(Records excerpted from a collection)
------------------------------
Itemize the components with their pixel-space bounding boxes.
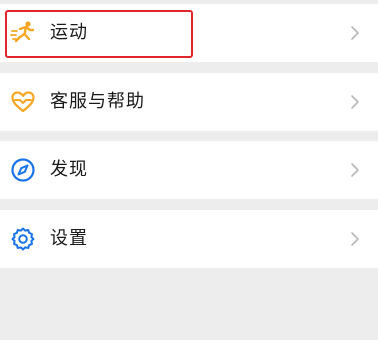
menu-item-customer-service[interactable]: 客服与帮助: [0, 73, 378, 131]
gear-icon: [10, 226, 36, 252]
chevron-right-icon: [350, 231, 360, 247]
menu-item-label: 发现: [50, 159, 88, 180]
chevron-right-icon: [350, 25, 360, 41]
compass-icon: [10, 157, 36, 183]
chevron-right-icon: [350, 162, 360, 178]
menu-item-label: 客服与帮助: [50, 91, 145, 112]
menu-item-label: 设置: [50, 228, 88, 249]
heart-handshake-icon: [10, 89, 36, 115]
menu-item-discover[interactable]: 发现: [0, 141, 378, 199]
menu-item-settings[interactable]: 设置: [0, 210, 378, 268]
chevron-right-icon: [350, 94, 360, 110]
highlight-box: [5, 10, 193, 58]
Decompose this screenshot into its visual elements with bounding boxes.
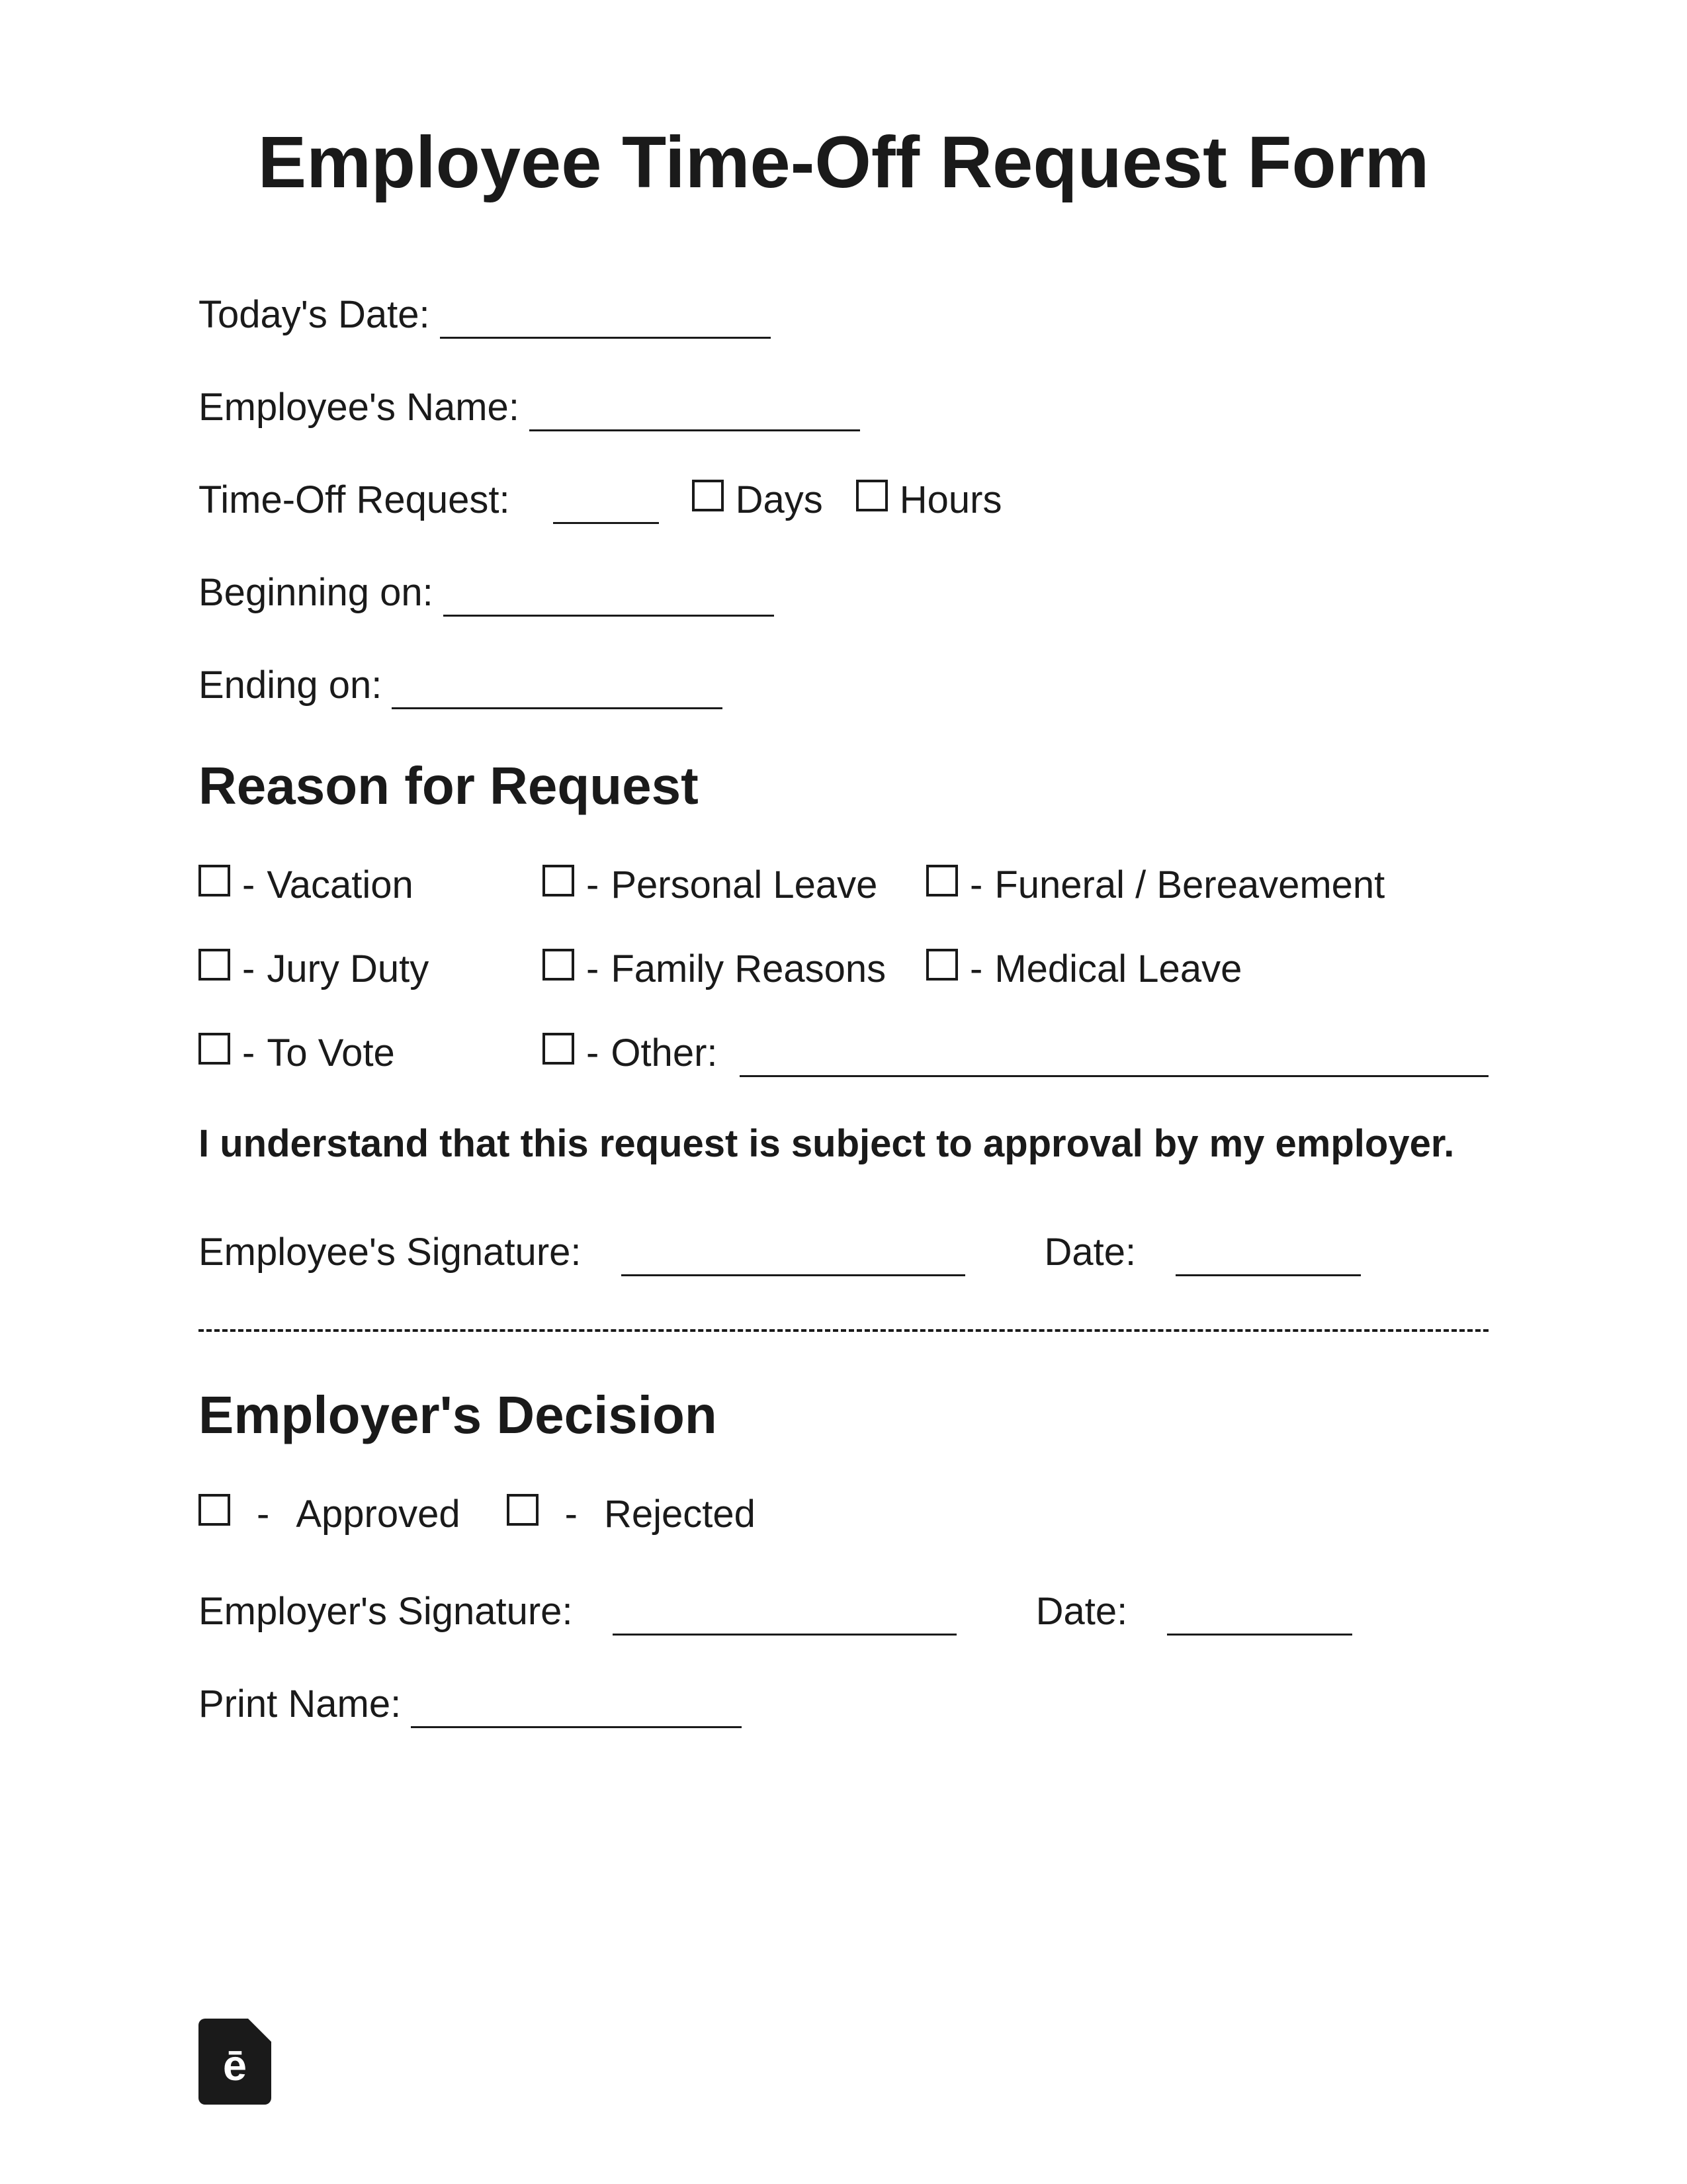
todays-date-input[interactable] [440, 292, 771, 339]
employer-date-label: Date: [1036, 1589, 1128, 1634]
employees-name-label: Employee's Name: [198, 385, 519, 429]
family-reasons-label: Family Reasons [611, 947, 886, 991]
vacation-dash: - [242, 863, 255, 907]
medical-leave-dash: - [970, 947, 982, 991]
personal-leave-dash: - [586, 863, 599, 907]
family-reasons-col: - Family Reasons [542, 947, 926, 991]
time-off-request-row: Time-Off Request: Days Hours [198, 478, 1489, 524]
reason-row-2: - Jury Duty - Family Reasons - Medical L… [198, 947, 1489, 991]
reason-section-heading: Reason for Request [198, 756, 1489, 816]
vacation-checkbox[interactable] [198, 865, 230, 896]
logo-letter: ē [223, 2040, 247, 2090]
employee-sig-label: Employee's Signature: [198, 1230, 582, 1274]
hours-checkbox[interactable] [856, 480, 888, 511]
beginning-on-label: Beginning on: [198, 570, 433, 615]
ending-on-label: Ending on: [198, 663, 382, 707]
other-input[interactable] [740, 1031, 1489, 1077]
approved-checkbox[interactable] [198, 1494, 230, 1526]
medical-leave-checkbox[interactable] [926, 949, 958, 981]
ending-on-input[interactable] [392, 663, 722, 709]
hours-checkbox-item: Hours [856, 478, 1002, 522]
funeral-col: - Funeral / Bereavement [926, 863, 1385, 907]
ending-on-field: Ending on: [198, 663, 1489, 709]
other-checkbox[interactable] [542, 1033, 574, 1065]
days-label: Days [736, 478, 823, 522]
approved-rejected-row: - Approved - Rejected [198, 1492, 1489, 1536]
hours-label: Hours [900, 478, 1002, 522]
days-checkbox[interactable] [692, 480, 724, 511]
jury-duty-dash: - [242, 947, 255, 991]
employer-signature-row: Employer's Signature: Date: [198, 1589, 1489, 1636]
jury-duty-label: Jury Duty [267, 947, 429, 991]
logo-icon: ē [198, 2019, 271, 2105]
todays-date-field: Today's Date: [198, 292, 1489, 339]
to-vote-checkbox[interactable] [198, 1033, 230, 1065]
employee-sig-input[interactable] [621, 1230, 965, 1276]
to-vote-dash: - [242, 1031, 255, 1075]
funeral-checkbox[interactable] [926, 865, 958, 896]
approved-label: Approved [296, 1492, 460, 1536]
beginning-on-field: Beginning on: [198, 570, 1489, 617]
reason-grid: - Vacation - Personal Leave - Funeral / … [198, 863, 1489, 1077]
notice-text: I understand that this request is subjec… [198, 1117, 1489, 1170]
medical-leave-col: - Medical Leave [926, 947, 1270, 991]
jury-duty-checkbox[interactable] [198, 949, 230, 981]
personal-leave-col: - Personal Leave [542, 863, 926, 907]
reason-row-3: - To Vote - Other: [198, 1031, 1489, 1077]
employer-date-input[interactable] [1167, 1589, 1352, 1636]
rejected-label: Rejected [604, 1492, 756, 1536]
approved-dash: - [257, 1492, 269, 1536]
page: Employee Time-Off Request Form Today's D… [0, 0, 1687, 2184]
time-off-amount-input[interactable] [553, 478, 659, 524]
bottom-logo: ē [198, 2019, 271, 2105]
employer-section-heading: Employer's Decision [198, 1385, 1489, 1446]
employees-name-input[interactable] [529, 385, 860, 431]
family-reasons-dash: - [586, 947, 599, 991]
print-name-field: Print Name: [198, 1682, 1489, 1728]
jury-duty-col: - Jury Duty [198, 947, 542, 991]
employer-sig-label: Employer's Signature: [198, 1589, 573, 1634]
family-reasons-checkbox[interactable] [542, 949, 574, 981]
rejected-dash: - [565, 1492, 578, 1536]
employee-signature-row: Employee's Signature: Date: [198, 1230, 1489, 1276]
employer-section: Employer's Decision - Approved - Rejecte… [198, 1385, 1489, 1728]
rejected-checkbox[interactable] [507, 1494, 539, 1526]
employees-name-field: Employee's Name: [198, 385, 1489, 431]
print-name-label: Print Name: [198, 1682, 401, 1726]
to-vote-col: - To Vote [198, 1031, 542, 1075]
employee-date-label: Date: [1045, 1230, 1137, 1274]
vacation-col: - Vacation [198, 863, 542, 907]
employer-sig-input[interactable] [613, 1589, 957, 1636]
page-title: Employee Time-Off Request Form [198, 119, 1489, 206]
reason-row-1: - Vacation - Personal Leave - Funeral / … [198, 863, 1489, 907]
vacation-label: Vacation [267, 863, 413, 907]
other-label: Other: [611, 1031, 717, 1075]
print-name-input[interactable] [411, 1682, 742, 1728]
employee-date-input[interactable] [1176, 1230, 1361, 1276]
to-vote-label: To Vote [267, 1031, 394, 1075]
time-off-label: Time-Off Request: [198, 478, 510, 522]
beginning-on-input[interactable] [443, 570, 774, 617]
other-dash: - [586, 1031, 599, 1075]
todays-date-label: Today's Date: [198, 292, 430, 337]
personal-leave-label: Personal Leave [611, 863, 877, 907]
funeral-dash: - [970, 863, 982, 907]
days-checkbox-item: Days [692, 478, 823, 522]
separator [198, 1329, 1489, 1332]
funeral-label: Funeral / Bereavement [994, 863, 1385, 907]
medical-leave-label: Medical Leave [994, 947, 1242, 991]
personal-leave-checkbox[interactable] [542, 865, 574, 896]
other-col: - Other: [542, 1031, 1489, 1077]
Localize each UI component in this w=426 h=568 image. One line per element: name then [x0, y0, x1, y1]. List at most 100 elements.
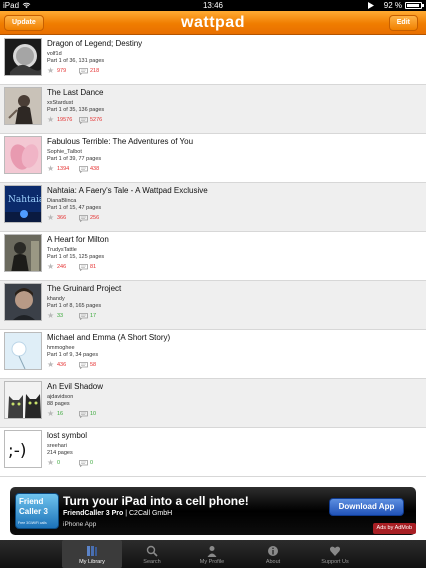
------------------------------
WRITTEN TASK: Rewrite every line of the material as a numbered list, skipping blank lines and leaving out the pictures.

FULL RESPONSE:
1. Itemize the components with their pixel-space bounding boxes.
2. menu-item-customer-service[interactable]: 客服与帮助: [0, 73, 378, 131]
3. gear-icon: [10, 226, 36, 252]
4. chevron-right-icon: [350, 231, 360, 247]
5. menu-item-label: 发现: [50, 159, 88, 180]
6. chevron-right-icon: [350, 25, 360, 41]
7. compass-icon: [10, 157, 36, 183]
8. chevron-right-icon: [350, 162, 360, 178]
9. menu-item-label: 客服与帮助: [50, 91, 145, 112]
10. menu-item-label: 设置: [50, 228, 88, 249]
11. heart-handshake-icon: [10, 89, 36, 115]
12. menu-item-discover[interactable]: 发现: [0, 141, 378, 199]
13. menu-item-settings[interactable]: 设置: [0, 210, 378, 268]
14. chevron-right-icon: [350, 94, 360, 110]
15. highlight-box: [5, 10, 193, 58]
16. Decompose this screenshot into its visual elements with bounding boxes.
17. todays-date-input[interactable] [440, 292, 771, 339]
18. employer-date-label: Date: [1036, 1589, 1128, 1634]
19. employees-name-label: Employee's Name: [198, 385, 519, 429]
20. family-reasons-label: Family Reasons [611, 947, 886, 991]
21. vacation-dash: - [242, 863, 255, 907]
22. medical-leave-dash: - [970, 947, 982, 991]
23. personal-leave-dash: - [586, 863, 599, 907]
24. family-reasons-col: - Family Reasons [542, 947, 926, 991]
25. time-off-request-row: Time-Off Request: Days Hours [198, 478, 1489, 524]
26. reason-row-2: - Jury Duty - Family Reasons - Medical L… [198, 947, 1489, 991]
27. reason-section-heading: Reason for Request [198, 756, 1489, 816]
28. vacation-checkbox[interactable] [198, 865, 230, 896]
29. logo-letter: ē [223, 2040, 247, 2090]
30. employee-sig-label: Employee's Signature: [198, 1230, 582, 1274]
31. hours-checkbox[interactable] [856, 480, 888, 511]
32. beginning-on-label: Beginning on: [198, 570, 433, 615]
33. ending-on-label: Ending on: [198, 663, 382, 707]
34. other-input[interactable] [740, 1031, 1489, 1077]
35. approved-checkbox[interactable] [198, 1494, 230, 1526]
36. medical-leave-checkbox[interactable] [926, 949, 958, 981]
37. ending-on-input[interactable] [392, 663, 722, 709]
38. hours-checkbox-item: Hours [856, 478, 1002, 522]
39. funeral-col: - Funeral / Bereavement [926, 863, 1385, 907]
40. ending-on-field: Ending on: [198, 663, 1489, 709]
41. other-checkbox[interactable] [542, 1033, 574, 1065]
42. days-label: Days [736, 478, 823, 522]
43. approved-rejected-row: - Approved - Rejected [198, 1492, 1489, 1536]
44. hours-label: Hours [900, 478, 1002, 522]
45. days-checkbox[interactable] [692, 480, 724, 511]
46. jury-duty-dash: - [242, 947, 255, 991]
47. employer-signature-row: Employer's Signature: Date: [198, 1589, 1489, 1636]
48. jury-duty-label: Jury Duty [267, 947, 429, 991]
49. logo-icon: ē [198, 2019, 271, 2105]
50. todays-date-field: Today's Date: [198, 292, 1489, 339]
51. to-vote-checkbox[interactable] [198, 1033, 230, 1065]
52. employee-sig-input[interactable] [621, 1230, 965, 1276]
53. to-vote-dash: - [242, 1031, 255, 1075]
54. funeral-checkbox[interactable] [926, 865, 958, 896]
55. approved-label: Approved [296, 1492, 460, 1536]
56. beginning-on-field: Beginning on: [198, 570, 1489, 617]
57. reason-grid: - Vacation - Personal Leave - Funeral / … [198, 863, 1489, 1077]
58. notice-text: I understand that this request is subjec… [198, 1117, 1489, 1170]
59. medical-leave-col: - Medical Leave [926, 947, 1270, 991]
60. jury-duty-checkbox[interactable] [198, 949, 230, 981]
61. personal-leave-col: - Personal Leave [542, 863, 926, 907]
62. reason-row-3: - To Vote - Other: [198, 1031, 1489, 1077]
63. employer-date-input[interactable] [1167, 1589, 1352, 1636]
64. rejected-label: Rejected [604, 1492, 756, 1536]
65. approved-dash: - [257, 1492, 269, 1536]
66. page: Employee Time-Off Request Form Today's D… [0, 0, 1687, 2184]
67. time-off-amount-input[interactable] [553, 478, 659, 524]
68. bottom-logo: ē [198, 2019, 271, 2105]
69. employer-section-heading: Employer's Decision [198, 1385, 1489, 1446]
70. employees-name-input[interactable] [529, 385, 860, 431]
71. family-reasons-dash: - [586, 947, 599, 991]
72. print-name-field: Print Name: [198, 1682, 1489, 1728]
73. jury-duty-col: - Jury Duty [198, 947, 542, 991]
74. employer-sig-label: Employer's Signature: [198, 1589, 573, 1634]
75. family-reasons-checkbox[interactable] [542, 949, 574, 981]
76. rejected-dash: - [565, 1492, 578, 1536]
77. employee-signature-row: Employee's Signature: Date: [198, 1230, 1489, 1276]
78. employer-section: Employer's Decision - Approved - Rejecte… [198, 1385, 1489, 1728]
79. rejected-checkbox[interactable] [507, 1494, 539, 1526]
80. employees-name-field: Employee's Name: [198, 385, 1489, 431]
81. print-name-label: Print Name: [198, 1682, 401, 1726]
82. to-vote-col: - To Vote [198, 1031, 542, 1075]
83. employee-date-label: Date: [1045, 1230, 1137, 1274]
84. vacation-col: - Vacation [198, 863, 542, 907]
85. employer-sig-input[interactable] [613, 1589, 957, 1636]
86. page-title: Employee Time-Off Request Form [198, 119, 1489, 206]
87. reason-row-1: - Vacation - Personal Leave - Funeral / … [198, 863, 1489, 907]
88. vacation-label: Vacation [267, 863, 413, 907]
89. other-label: Other: [611, 1031, 717, 1075]
90. print-name-input[interactable] [411, 1682, 742, 1728]
91. employee-date-input[interactable] [1176, 1230, 1361, 1276]
92. to-vote-label: To Vote [267, 1031, 394, 1075]
93. time-off-label: Time-Off Request: [198, 478, 510, 522]
94. beginning-on-input[interactable] [443, 570, 774, 617]
95. other-dash: - [586, 1031, 599, 1075]
96. todays-date-label: Today's Date: [198, 292, 430, 337]
97. personal-leave-label: Personal Leave [611, 863, 877, 907]
98. funeral-dash: - [970, 863, 982, 907]
99. days-checkbox-item: Days [692, 478, 823, 522]
100. separator [198, 1329, 1489, 1332]
101. funeral-label: Funeral / Bereavement [994, 863, 1385, 907]
102. medical-leave-label: Medical Leave [994, 947, 1242, 991]
103. personal-leave-checkbox[interactable] [542, 865, 574, 896]
104. other-col: - Other: [542, 1031, 1489, 1077]
105. Localize each UI component in this w=426 h=568 image. One line per element: name then [x0, y0, x1, y1]. List at most 100 elements.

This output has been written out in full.